* _INPUT ROWS_:
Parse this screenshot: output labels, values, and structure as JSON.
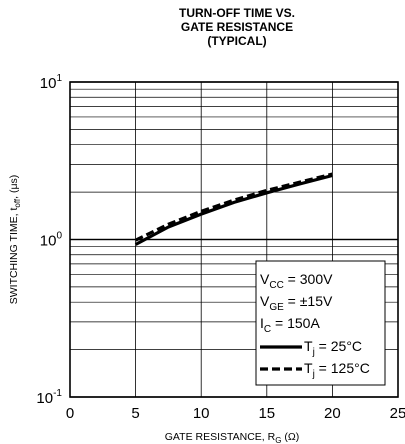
{
  "chart_data": {
    "type": "line",
    "title": [
      "TURN-OFF TIME VS.",
      "GATE RESISTANCE",
      "(TYPICAL)"
    ],
    "xlabel": "GATE RESISTANCE, R",
    "xlabel_subscript": "G",
    "xlabel_unit": "(Ω)",
    "ylabel": "SWITCHING TIME, t",
    "ylabel_subscript": "off",
    "ylabel_unit": ", (μs)",
    "xlim": [
      0,
      25
    ],
    "x_ticks": [
      "0",
      "5",
      "10",
      "15",
      "20",
      "25"
    ],
    "y_scale": "log",
    "ylim": [
      0.1,
      10
    ],
    "y_ticks": [
      {
        "base": "10",
        "exp": "-1"
      },
      {
        "base": "10",
        "exp": "0"
      },
      {
        "base": "10",
        "exp": "1"
      }
    ],
    "grid": true,
    "legend_placement": "bottom-right",
    "conditions": [
      {
        "main": "V",
        "sub": "CC",
        "rest": " = 300V"
      },
      {
        "main": "V",
        "sub": "GE",
        "rest": " = ±15V"
      },
      {
        "main": "I",
        "sub": "C",
        "rest": " = 150A"
      }
    ],
    "series": [
      {
        "name": "25°C",
        "name_prefix": "T",
        "name_sub": "j",
        "name_eq": " = ",
        "style": "solid",
        "x": [
          5,
          7.5,
          10,
          12.5,
          15,
          17.5,
          20
        ],
        "y": [
          0.93,
          1.2,
          1.45,
          1.72,
          1.98,
          2.25,
          2.55
        ]
      },
      {
        "name": "125°C",
        "name_prefix": "T",
        "name_sub": "j",
        "name_eq": " = ",
        "style": "dashed",
        "x": [
          5,
          7.5,
          10,
          12.5,
          15,
          17.5,
          20
        ],
        "y": [
          0.99,
          1.25,
          1.51,
          1.78,
          2.05,
          2.31,
          2.6
        ]
      }
    ]
  }
}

* _TASK DETAILS_:
Each entry should be repeated exactly as it appears; the pictures stay out.

* _REPLY TO THE TASK_:
Parse this screenshot: output labels, values, and structure as JSON.
{
  "chart_data": {
    "type": "line",
    "title": [
      "TURN-OFF TIME VS.",
      "GATE RESISTANCE",
      "(TYPICAL)"
    ],
    "xlabel": "GATE RESISTANCE, R",
    "xlabel_subscript": "G",
    "xlabel_unit": "(Ω)",
    "ylabel": "SWITCHING TIME, t",
    "ylabel_subscript": "off",
    "ylabel_unit": ", (μs)",
    "xlim": [
      0,
      25
    ],
    "x_ticks": [
      "0",
      "5",
      "10",
      "15",
      "20",
      "25"
    ],
    "y_scale": "log",
    "ylim": [
      0.1,
      10
    ],
    "y_ticks": [
      {
        "base": "10",
        "exp": "-1"
      },
      {
        "base": "10",
        "exp": "0"
      },
      {
        "base": "10",
        "exp": "1"
      }
    ],
    "grid": true,
    "legend_placement": "bottom-right",
    "conditions": [
      {
        "main": "V",
        "sub": "CC",
        "rest": " = 300V"
      },
      {
        "main": "V",
        "sub": "GE",
        "rest": " = ±15V"
      },
      {
        "main": "I",
        "sub": "C",
        "rest": " = 150A"
      }
    ],
    "series": [
      {
        "name": "25°C",
        "name_prefix": "T",
        "name_sub": "j",
        "name_eq": " = ",
        "style": "solid",
        "x": [
          5,
          7.5,
          10,
          12.5,
          15,
          17.5,
          20
        ],
        "y": [
          0.93,
          1.2,
          1.45,
          1.72,
          1.98,
          2.25,
          2.55
        ]
      },
      {
        "name": "125°C",
        "name_prefix": "T",
        "name_sub": "j",
        "name_eq": " = ",
        "style": "dashed",
        "x": [
          5,
          7.5,
          10,
          12.5,
          15,
          17.5,
          20
        ],
        "y": [
          0.99,
          1.25,
          1.51,
          1.78,
          2.05,
          2.31,
          2.6
        ]
      }
    ]
  }
}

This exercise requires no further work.